EXERCISE OBJECTIVE
Report every line below that holds the word "Objek".

Data entries
--- begin ---

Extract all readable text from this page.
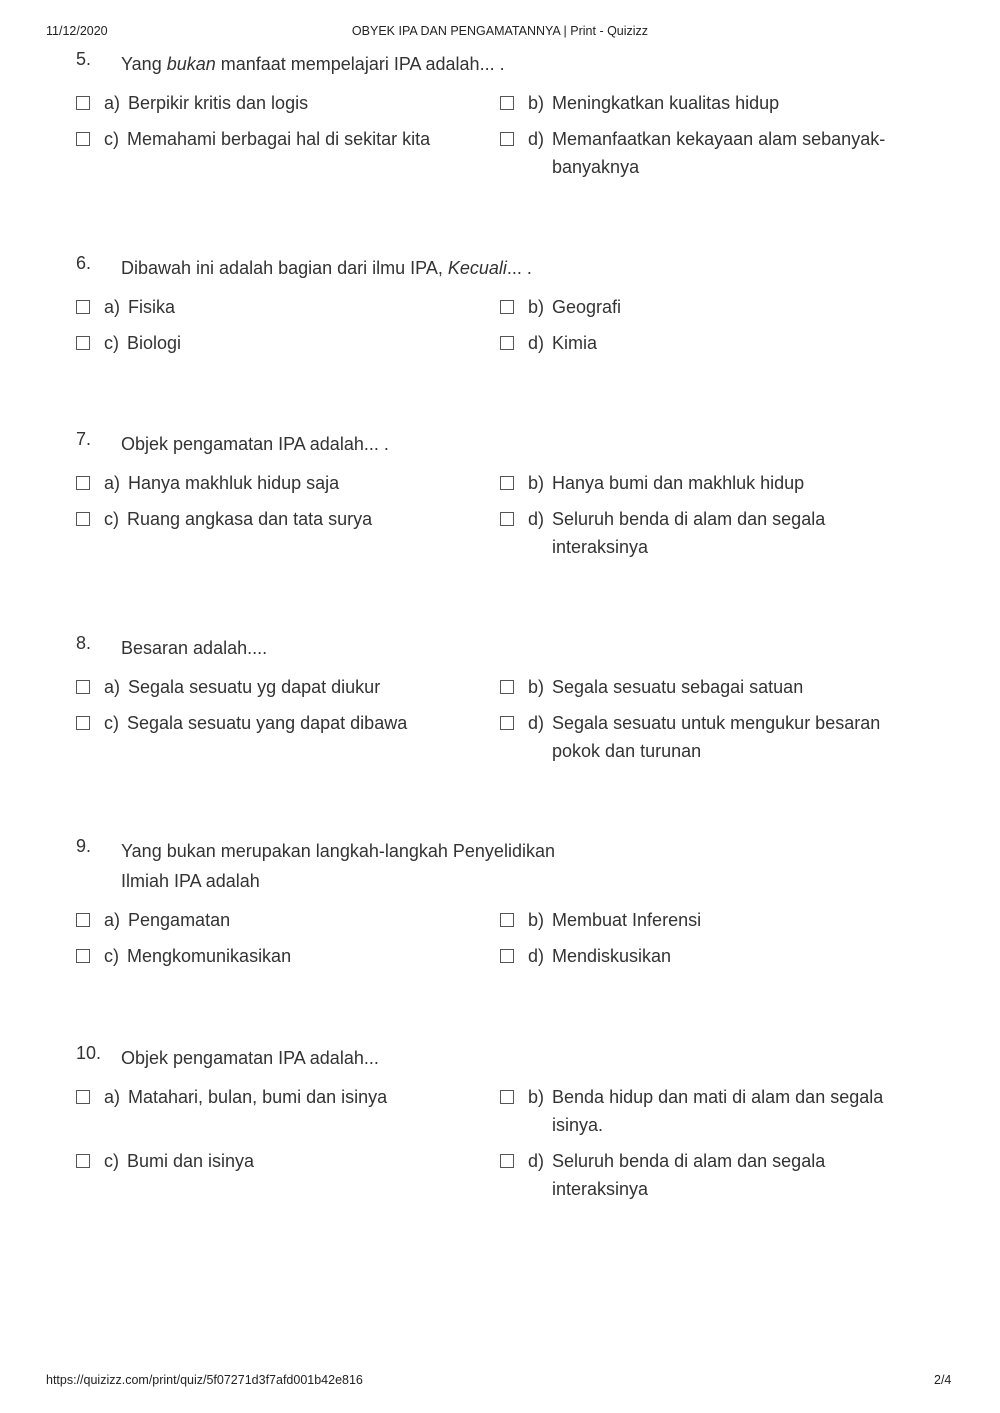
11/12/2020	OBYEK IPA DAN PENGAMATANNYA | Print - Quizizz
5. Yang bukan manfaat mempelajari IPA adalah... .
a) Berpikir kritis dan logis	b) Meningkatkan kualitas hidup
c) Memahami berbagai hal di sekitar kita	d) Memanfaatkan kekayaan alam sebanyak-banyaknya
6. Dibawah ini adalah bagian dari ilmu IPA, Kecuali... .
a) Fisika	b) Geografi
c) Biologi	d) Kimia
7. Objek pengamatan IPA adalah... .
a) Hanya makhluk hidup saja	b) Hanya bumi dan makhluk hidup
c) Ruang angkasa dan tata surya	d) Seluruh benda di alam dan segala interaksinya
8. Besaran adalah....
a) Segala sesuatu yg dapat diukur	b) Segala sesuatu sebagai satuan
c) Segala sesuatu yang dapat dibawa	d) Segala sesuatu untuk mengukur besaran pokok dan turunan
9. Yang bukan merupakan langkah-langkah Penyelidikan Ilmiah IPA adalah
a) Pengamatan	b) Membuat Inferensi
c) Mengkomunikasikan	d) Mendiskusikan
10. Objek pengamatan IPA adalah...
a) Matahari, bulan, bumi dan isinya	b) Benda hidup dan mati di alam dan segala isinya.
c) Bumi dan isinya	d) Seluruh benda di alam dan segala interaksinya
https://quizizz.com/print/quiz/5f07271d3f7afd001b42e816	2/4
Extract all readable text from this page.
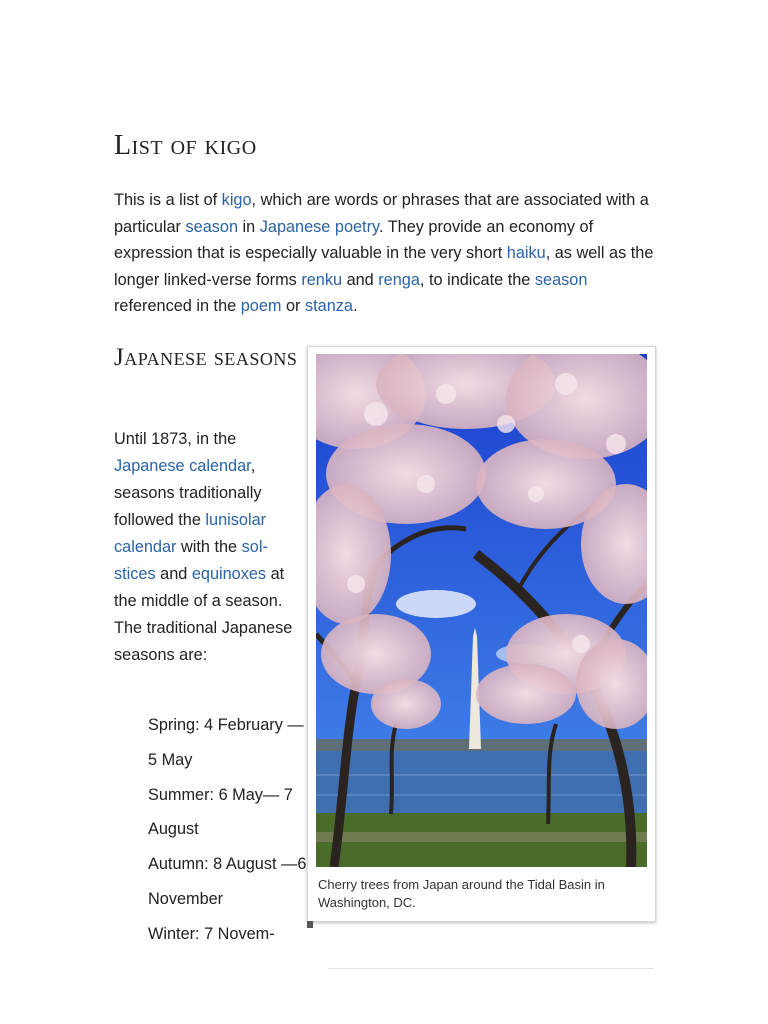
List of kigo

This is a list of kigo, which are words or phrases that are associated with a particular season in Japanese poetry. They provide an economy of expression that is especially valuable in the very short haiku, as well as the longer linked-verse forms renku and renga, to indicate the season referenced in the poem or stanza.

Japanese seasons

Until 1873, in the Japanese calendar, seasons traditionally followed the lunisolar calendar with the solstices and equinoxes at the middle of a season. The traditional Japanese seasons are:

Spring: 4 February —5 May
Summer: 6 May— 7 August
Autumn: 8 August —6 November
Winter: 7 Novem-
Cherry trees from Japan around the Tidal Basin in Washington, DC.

--- end ---

TASK OUTPUT
7. Objek pengamatan IPA adalah... .
10. Objek pengamatan IPA adalah...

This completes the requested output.